■ **TASK REQUIREMENTS**
Transcribe all of the records precisely as they are presented.

■ **ROWS**
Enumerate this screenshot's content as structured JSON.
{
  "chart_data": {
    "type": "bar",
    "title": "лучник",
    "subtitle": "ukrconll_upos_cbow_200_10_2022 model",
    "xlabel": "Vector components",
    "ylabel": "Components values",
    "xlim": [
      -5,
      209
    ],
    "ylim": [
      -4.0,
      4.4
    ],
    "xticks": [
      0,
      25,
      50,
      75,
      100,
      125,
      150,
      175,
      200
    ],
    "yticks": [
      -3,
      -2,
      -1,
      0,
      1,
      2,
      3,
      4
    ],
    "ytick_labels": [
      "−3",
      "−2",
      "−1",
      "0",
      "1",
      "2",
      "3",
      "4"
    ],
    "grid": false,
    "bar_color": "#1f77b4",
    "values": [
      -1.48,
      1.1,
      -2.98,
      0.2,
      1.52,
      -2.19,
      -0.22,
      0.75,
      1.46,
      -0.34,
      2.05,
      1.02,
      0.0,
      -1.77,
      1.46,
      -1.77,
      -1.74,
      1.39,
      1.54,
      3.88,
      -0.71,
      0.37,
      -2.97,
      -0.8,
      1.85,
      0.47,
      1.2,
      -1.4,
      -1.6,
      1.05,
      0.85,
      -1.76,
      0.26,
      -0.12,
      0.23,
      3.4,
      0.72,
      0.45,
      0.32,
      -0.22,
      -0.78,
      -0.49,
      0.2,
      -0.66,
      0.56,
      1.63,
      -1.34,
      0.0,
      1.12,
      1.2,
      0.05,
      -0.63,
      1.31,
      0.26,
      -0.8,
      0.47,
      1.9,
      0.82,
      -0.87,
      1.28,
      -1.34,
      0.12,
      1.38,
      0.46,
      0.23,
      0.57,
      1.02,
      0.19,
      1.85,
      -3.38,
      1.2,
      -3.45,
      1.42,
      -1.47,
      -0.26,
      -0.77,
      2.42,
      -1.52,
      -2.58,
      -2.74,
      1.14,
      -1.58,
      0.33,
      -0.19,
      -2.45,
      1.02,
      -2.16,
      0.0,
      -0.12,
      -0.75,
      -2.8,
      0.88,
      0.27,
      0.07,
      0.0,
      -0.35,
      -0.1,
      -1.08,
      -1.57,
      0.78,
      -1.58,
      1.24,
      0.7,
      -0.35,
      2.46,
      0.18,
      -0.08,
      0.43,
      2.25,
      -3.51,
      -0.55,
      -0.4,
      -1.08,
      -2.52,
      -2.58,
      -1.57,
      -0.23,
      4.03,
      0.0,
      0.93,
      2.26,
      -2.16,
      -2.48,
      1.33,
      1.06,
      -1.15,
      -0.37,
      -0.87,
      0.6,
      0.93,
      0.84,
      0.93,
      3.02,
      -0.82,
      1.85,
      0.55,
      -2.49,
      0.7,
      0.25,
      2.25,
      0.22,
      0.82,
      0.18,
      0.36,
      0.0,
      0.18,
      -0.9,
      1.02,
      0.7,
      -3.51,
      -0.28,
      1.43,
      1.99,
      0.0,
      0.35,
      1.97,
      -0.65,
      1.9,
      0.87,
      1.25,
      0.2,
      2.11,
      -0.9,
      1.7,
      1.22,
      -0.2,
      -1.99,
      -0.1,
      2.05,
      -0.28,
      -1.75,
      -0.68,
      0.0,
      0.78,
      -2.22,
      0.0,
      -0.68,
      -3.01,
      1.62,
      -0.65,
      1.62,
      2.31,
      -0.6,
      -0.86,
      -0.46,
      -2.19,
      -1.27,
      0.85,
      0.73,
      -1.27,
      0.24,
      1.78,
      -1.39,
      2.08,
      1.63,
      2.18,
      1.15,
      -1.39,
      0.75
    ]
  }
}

■ **EXERCISE RESPONSE**
Enumerate this screenshot's content as structured JSON.
{
  "chart_data": {
    "type": "bar",
    "title": "лучник",
    "subtitle": "ukrconll_upos_cbow_200_10_2022 model",
    "xlabel": "Vector components",
    "ylabel": "Components values",
    "xlim": [
      -5,
      209
    ],
    "ylim": [
      -4.0,
      4.4
    ],
    "xticks": [
      0,
      25,
      50,
      75,
      100,
      125,
      150,
      175,
      200
    ],
    "yticks": [
      -3,
      -2,
      -1,
      0,
      1,
      2,
      3,
      4
    ],
    "ytick_labels": [
      "−3",
      "−2",
      "−1",
      "0",
      "1",
      "2",
      "3",
      "4"
    ],
    "grid": false,
    "bar_color": "#1f77b4",
    "values": [
      -1.48,
      1.1,
      -2.98,
      0.2,
      1.52,
      -2.19,
      -0.22,
      0.75,
      1.46,
      -0.34,
      2.05,
      1.02,
      0.0,
      -1.77,
      1.46,
      -1.77,
      -1.74,
      1.39,
      1.54,
      3.88,
      -0.71,
      0.37,
      -2.97,
      -0.8,
      1.85,
      0.47,
      1.2,
      -1.4,
      -1.6,
      1.05,
      0.85,
      -1.76,
      0.26,
      -0.12,
      0.23,
      3.4,
      0.72,
      0.45,
      0.32,
      -0.22,
      -0.78,
      -0.49,
      0.2,
      -0.66,
      0.56,
      1.63,
      -1.34,
      0.0,
      1.12,
      1.2,
      0.05,
      -0.63,
      1.31,
      0.26,
      -0.8,
      0.47,
      1.9,
      0.82,
      -0.87,
      1.28,
      -1.34,
      0.12,
      1.38,
      0.46,
      0.23,
      0.57,
      1.02,
      0.19,
      1.85,
      -3.38,
      1.2,
      -3.45,
      1.42,
      -1.47,
      -0.26,
      -0.77,
      2.42,
      -1.52,
      -2.58,
      -2.74,
      1.14,
      -1.58,
      0.33,
      -0.19,
      -2.45,
      1.02,
      -2.16,
      0.0,
      -0.12,
      -0.75,
      -2.8,
      0.88,
      0.27,
      0.07,
      0.0,
      -0.35,
      -0.1,
      -1.08,
      -1.57,
      0.78,
      -1.58,
      1.24,
      0.7,
      -0.35,
      2.46,
      0.18,
      -0.08,
      0.43,
      2.25,
      -3.51,
      -0.55,
      -0.4,
      -1.08,
      -2.52,
      -2.58,
      -1.57,
      -0.23,
      4.03,
      0.0,
      0.93,
      2.26,
      -2.16,
      -2.48,
      1.33,
      1.06,
      -1.15,
      -0.37,
      -0.87,
      0.6,
      0.93,
      0.84,
      0.93,
      3.02,
      -0.82,
      1.85,
      0.55,
      -2.49,
      0.7,
      0.25,
      2.25,
      0.22,
      0.82,
      0.18,
      0.36,
      0.0,
      0.18,
      -0.9,
      1.02,
      0.7,
      -3.51,
      -0.28,
      1.43,
      1.99,
      0.0,
      0.35,
      1.97,
      -0.65,
      1.9,
      0.87,
      1.25,
      0.2,
      2.11,
      -0.9,
      1.7,
      1.22,
      -0.2,
      -1.99,
      -0.1,
      2.05,
      -0.28,
      -1.75,
      -0.68,
      0.0,
      0.78,
      -2.22,
      0.0,
      -0.68,
      -3.01,
      1.62,
      -0.65,
      1.62,
      2.31,
      -0.6,
      -0.86,
      -0.46,
      -2.19,
      -1.27,
      0.85,
      0.73,
      -1.27,
      0.24,
      1.78,
      -1.39,
      2.08,
      1.63,
      2.18,
      1.15,
      -1.39,
      0.75
    ]
  }
}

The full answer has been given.